- STATED EXERCISE -
Using the entries that follow, collect the lines where the word "UVALDINA" appears.

:::

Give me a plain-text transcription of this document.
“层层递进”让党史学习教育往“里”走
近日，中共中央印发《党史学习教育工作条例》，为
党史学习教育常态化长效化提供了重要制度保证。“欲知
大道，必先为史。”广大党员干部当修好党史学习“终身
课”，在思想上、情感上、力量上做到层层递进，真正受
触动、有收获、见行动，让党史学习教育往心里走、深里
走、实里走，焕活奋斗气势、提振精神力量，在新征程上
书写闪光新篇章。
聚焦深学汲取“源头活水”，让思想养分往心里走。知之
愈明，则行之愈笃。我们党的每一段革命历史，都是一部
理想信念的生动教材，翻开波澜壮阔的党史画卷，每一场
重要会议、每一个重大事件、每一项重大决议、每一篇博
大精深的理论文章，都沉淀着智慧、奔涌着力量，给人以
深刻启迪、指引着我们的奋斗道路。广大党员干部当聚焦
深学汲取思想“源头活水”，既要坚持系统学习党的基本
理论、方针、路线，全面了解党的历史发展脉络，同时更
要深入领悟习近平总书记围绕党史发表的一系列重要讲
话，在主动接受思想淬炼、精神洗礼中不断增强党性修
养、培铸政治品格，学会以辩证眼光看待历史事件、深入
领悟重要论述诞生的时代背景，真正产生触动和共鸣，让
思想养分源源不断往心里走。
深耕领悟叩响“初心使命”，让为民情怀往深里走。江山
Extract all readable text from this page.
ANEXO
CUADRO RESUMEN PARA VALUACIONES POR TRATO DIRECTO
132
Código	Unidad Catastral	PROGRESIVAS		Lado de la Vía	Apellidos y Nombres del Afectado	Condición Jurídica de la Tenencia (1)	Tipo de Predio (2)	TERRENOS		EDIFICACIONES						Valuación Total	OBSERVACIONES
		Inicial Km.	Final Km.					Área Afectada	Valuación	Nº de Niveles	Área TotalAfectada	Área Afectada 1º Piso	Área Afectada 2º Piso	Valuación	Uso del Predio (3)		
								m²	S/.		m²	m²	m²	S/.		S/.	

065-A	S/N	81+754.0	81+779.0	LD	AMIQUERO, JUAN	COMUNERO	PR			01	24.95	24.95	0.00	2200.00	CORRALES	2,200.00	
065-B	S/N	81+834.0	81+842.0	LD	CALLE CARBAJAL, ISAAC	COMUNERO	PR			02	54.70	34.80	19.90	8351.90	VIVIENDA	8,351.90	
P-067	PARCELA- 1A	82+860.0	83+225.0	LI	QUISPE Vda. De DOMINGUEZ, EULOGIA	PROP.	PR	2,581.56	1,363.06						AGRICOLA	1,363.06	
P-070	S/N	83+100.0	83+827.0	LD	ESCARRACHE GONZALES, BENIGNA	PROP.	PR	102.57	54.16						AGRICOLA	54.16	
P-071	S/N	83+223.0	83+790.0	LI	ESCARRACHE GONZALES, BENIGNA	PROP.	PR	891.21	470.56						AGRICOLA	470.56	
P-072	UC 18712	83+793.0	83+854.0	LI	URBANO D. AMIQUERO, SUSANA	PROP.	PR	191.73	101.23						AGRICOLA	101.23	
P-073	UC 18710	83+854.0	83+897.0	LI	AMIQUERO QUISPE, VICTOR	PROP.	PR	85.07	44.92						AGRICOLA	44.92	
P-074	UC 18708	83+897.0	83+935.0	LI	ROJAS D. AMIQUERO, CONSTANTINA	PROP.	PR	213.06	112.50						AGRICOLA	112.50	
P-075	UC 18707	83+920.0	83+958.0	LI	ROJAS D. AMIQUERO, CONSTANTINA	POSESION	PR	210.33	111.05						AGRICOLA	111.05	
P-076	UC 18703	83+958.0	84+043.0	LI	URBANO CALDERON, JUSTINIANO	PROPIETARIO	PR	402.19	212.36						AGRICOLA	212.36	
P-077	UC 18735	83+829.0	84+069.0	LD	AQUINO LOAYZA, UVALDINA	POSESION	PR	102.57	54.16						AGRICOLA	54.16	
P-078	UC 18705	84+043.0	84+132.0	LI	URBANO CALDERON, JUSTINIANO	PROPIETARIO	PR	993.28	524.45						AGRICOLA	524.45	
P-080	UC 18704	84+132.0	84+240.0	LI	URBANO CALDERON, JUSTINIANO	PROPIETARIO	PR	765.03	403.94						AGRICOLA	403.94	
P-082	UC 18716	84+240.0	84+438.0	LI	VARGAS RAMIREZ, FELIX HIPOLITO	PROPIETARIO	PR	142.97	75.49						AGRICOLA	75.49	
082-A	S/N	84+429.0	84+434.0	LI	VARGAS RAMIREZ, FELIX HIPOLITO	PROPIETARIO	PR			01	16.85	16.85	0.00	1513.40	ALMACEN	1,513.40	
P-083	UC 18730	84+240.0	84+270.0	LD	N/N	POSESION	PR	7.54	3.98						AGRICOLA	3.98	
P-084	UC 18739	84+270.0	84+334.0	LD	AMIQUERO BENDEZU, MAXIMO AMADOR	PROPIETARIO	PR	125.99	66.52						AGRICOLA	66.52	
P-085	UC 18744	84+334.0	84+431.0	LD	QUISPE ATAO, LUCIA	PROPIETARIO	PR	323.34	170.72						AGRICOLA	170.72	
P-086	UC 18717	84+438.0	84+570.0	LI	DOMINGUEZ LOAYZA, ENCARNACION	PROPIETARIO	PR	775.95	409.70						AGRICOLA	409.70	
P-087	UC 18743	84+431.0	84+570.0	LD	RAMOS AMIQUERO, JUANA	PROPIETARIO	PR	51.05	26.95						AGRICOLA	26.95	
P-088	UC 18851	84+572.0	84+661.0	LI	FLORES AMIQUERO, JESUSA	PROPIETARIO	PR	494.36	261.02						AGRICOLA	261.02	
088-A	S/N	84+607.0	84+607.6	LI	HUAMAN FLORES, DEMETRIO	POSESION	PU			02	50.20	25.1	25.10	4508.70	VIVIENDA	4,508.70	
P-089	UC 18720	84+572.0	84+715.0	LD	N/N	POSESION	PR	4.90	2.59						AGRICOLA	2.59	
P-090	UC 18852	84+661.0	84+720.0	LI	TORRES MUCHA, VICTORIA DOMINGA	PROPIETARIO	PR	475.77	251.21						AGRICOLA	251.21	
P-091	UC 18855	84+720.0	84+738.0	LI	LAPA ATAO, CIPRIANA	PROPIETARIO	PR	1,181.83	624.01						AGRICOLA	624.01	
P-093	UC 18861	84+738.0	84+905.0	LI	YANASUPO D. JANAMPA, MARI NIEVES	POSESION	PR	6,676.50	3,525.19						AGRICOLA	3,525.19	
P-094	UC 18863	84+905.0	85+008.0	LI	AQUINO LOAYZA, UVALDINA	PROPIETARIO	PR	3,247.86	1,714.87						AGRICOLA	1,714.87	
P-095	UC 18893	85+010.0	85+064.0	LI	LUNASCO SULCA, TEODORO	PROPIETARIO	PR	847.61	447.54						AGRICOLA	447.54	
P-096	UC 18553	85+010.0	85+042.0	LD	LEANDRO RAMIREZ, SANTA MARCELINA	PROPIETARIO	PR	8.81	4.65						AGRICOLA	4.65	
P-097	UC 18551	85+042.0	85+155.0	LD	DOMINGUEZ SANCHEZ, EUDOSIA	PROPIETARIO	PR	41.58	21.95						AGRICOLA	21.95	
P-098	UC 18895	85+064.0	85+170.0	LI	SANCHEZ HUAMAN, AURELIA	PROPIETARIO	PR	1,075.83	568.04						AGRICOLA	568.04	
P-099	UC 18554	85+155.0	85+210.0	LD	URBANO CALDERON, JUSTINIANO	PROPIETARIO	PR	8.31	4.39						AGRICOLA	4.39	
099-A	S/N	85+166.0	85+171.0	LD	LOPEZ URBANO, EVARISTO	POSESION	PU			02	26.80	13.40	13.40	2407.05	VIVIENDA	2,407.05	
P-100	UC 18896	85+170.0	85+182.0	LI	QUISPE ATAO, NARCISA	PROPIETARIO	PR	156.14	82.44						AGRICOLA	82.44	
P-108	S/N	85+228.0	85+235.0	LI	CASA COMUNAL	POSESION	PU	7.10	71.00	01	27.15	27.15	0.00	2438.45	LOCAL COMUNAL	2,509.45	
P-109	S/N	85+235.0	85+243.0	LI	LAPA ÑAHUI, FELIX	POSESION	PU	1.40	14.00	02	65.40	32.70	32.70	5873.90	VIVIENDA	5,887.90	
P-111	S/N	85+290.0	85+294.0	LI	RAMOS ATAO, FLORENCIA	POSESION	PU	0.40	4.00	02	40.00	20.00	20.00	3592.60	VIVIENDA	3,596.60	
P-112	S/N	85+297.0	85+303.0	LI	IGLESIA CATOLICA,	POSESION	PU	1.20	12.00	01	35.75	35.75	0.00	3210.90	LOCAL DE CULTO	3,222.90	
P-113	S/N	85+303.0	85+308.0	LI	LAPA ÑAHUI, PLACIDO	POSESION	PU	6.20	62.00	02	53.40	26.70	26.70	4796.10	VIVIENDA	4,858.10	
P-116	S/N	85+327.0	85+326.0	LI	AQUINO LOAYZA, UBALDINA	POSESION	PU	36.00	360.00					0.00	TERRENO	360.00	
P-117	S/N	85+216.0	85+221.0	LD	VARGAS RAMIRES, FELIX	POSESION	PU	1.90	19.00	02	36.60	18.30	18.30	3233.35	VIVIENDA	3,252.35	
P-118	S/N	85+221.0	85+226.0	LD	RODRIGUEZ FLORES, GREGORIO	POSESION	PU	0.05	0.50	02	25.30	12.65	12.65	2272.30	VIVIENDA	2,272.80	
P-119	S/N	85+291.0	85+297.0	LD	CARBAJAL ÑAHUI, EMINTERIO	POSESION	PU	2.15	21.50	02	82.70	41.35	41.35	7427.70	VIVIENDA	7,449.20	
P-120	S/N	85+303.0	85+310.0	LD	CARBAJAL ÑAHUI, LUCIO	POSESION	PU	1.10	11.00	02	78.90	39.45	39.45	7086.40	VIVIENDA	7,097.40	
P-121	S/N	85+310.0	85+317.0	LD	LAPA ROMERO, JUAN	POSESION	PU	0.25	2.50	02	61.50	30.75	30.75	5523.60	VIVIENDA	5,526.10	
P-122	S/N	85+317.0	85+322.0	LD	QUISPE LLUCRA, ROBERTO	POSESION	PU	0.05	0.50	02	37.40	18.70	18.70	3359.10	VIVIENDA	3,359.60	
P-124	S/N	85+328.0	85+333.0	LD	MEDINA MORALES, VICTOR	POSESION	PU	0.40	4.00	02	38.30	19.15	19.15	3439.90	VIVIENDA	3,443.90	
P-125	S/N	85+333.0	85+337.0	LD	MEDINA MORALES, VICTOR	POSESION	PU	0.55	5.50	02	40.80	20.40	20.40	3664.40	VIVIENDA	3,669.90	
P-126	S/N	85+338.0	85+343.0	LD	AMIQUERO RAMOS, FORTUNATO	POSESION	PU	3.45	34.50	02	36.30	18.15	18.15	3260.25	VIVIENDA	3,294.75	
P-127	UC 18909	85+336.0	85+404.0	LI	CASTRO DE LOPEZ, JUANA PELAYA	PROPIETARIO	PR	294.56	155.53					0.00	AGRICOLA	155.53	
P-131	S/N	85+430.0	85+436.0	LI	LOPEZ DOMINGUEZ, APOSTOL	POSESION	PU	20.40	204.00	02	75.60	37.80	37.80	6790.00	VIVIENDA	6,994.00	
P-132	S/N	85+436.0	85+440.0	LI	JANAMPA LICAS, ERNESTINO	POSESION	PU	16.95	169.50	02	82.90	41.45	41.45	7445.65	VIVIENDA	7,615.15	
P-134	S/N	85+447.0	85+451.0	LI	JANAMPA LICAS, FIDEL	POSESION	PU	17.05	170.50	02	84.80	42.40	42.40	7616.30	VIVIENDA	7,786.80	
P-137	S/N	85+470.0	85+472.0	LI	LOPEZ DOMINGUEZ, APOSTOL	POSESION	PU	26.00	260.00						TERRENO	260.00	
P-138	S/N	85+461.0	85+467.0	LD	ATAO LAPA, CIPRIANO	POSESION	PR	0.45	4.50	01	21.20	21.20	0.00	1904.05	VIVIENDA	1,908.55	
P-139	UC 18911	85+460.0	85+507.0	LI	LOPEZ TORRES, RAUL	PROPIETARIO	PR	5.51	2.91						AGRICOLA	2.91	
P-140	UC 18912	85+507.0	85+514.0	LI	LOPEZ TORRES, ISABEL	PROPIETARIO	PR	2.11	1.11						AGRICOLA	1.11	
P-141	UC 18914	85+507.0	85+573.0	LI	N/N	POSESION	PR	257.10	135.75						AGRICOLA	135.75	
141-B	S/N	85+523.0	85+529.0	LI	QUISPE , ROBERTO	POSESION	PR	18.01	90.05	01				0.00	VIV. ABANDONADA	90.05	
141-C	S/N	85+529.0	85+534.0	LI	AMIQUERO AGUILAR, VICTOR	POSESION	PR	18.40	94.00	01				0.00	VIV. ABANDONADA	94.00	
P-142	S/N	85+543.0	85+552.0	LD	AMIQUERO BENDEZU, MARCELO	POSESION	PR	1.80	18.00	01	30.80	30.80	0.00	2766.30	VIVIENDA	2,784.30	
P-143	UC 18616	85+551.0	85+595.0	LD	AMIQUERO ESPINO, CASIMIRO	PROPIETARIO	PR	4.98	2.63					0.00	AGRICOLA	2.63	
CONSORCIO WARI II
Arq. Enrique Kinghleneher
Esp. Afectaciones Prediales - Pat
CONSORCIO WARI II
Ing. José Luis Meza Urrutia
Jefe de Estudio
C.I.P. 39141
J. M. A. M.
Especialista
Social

:::

- OUTPUT OF THE TASK -
P-077	UC 18735	83+829.0	84+069.0	LD	AQUINO LOAYZA, UVALDINA	POSESION	PR	102.57	54.16						AGRICOLA	54.16	
P-094	UC 18863	84+905.0	85+008.0	LI	AQUINO LOAYZA, UVALDINA	PROPIETARIO	PR	3,247.86	1,714.87						AGRICOLA	1,714.87	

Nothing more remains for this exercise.